[WORK REQUIRED] How many lines of these entries include the string "last"? State the number alone.

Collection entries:
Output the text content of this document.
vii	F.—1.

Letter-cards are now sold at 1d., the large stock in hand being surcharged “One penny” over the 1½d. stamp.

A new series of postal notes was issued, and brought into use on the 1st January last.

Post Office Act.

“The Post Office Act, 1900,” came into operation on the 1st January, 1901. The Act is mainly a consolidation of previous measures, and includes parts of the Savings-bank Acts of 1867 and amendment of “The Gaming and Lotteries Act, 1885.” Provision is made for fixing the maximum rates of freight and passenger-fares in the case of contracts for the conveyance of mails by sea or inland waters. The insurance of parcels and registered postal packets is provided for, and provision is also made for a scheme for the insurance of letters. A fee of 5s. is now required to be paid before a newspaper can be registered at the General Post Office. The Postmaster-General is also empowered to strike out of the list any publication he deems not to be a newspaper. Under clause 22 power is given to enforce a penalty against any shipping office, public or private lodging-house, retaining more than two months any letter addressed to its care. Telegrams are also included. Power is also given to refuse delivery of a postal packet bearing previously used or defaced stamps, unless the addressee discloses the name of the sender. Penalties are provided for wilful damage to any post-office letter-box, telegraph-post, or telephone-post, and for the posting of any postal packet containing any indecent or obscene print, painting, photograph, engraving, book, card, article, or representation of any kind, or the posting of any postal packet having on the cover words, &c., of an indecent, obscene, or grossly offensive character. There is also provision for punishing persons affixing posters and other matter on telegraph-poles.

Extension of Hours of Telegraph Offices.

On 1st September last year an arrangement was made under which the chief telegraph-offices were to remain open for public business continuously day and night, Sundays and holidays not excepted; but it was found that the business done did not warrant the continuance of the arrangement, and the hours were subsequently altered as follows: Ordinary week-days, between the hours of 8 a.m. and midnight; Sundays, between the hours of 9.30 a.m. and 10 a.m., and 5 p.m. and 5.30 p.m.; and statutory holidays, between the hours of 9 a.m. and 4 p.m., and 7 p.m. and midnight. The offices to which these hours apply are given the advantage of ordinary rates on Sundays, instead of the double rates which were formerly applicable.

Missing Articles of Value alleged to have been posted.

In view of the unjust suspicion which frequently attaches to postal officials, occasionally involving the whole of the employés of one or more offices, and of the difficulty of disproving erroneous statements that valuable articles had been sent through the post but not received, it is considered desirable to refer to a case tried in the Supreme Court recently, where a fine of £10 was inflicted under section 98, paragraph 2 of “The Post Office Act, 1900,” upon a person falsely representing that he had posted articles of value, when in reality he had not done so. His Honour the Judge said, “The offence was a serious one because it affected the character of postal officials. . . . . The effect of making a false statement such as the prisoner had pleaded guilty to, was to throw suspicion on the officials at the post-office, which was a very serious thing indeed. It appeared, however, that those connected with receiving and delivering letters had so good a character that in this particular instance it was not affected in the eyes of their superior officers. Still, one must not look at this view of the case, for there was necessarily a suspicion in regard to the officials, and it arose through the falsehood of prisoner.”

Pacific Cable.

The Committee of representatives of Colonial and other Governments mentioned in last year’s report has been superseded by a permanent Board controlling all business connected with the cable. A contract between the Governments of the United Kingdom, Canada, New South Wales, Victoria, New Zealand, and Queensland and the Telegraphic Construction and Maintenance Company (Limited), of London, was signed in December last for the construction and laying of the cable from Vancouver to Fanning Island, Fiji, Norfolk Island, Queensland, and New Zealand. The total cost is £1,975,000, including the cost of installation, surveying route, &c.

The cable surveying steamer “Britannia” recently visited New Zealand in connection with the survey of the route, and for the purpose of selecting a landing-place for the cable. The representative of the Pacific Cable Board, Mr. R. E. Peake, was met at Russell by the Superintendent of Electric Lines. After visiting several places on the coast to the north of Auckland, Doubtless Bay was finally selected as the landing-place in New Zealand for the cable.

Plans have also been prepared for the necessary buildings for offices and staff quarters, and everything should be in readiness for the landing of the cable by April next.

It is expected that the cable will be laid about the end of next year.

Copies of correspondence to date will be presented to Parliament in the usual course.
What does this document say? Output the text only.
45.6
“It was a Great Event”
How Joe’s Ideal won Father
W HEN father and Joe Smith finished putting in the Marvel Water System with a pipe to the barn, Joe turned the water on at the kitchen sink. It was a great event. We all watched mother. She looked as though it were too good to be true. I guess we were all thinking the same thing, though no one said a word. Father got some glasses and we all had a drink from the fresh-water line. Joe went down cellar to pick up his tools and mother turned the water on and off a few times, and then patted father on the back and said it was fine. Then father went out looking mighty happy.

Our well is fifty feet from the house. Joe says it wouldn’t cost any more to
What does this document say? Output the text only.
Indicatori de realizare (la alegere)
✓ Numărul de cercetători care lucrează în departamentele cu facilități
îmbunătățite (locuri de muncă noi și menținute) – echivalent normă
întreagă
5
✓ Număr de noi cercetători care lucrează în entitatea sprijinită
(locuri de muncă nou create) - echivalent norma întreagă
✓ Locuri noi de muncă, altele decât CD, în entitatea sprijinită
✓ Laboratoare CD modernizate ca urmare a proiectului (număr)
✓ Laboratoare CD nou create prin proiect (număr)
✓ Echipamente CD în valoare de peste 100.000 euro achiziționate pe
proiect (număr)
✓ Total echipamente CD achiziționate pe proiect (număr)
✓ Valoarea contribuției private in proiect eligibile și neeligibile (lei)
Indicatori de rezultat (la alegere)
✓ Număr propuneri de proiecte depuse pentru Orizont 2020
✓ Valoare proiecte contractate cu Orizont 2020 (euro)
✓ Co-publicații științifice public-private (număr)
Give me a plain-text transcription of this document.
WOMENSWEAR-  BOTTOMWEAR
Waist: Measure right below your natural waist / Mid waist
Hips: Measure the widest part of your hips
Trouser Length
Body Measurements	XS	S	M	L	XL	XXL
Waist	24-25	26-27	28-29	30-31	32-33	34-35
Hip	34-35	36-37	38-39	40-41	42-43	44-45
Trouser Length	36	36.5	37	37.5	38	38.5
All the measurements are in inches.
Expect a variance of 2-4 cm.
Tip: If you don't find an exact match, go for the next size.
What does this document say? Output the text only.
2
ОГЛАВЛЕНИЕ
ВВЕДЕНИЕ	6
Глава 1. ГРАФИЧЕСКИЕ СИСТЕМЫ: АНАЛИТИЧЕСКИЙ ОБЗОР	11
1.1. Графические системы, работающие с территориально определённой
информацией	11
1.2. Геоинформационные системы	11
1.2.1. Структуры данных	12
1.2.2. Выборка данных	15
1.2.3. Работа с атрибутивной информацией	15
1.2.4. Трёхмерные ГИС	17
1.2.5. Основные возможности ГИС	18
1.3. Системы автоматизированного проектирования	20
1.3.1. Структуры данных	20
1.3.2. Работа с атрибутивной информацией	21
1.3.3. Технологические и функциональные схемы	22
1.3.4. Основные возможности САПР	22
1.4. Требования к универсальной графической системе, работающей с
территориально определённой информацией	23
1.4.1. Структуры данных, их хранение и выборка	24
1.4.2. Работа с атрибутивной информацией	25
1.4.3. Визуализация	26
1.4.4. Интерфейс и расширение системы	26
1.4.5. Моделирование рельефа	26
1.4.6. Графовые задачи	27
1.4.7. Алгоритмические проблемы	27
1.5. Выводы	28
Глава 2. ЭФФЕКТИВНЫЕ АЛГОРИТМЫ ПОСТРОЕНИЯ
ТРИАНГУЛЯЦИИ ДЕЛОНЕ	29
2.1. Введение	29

[THE SOLUTION] 3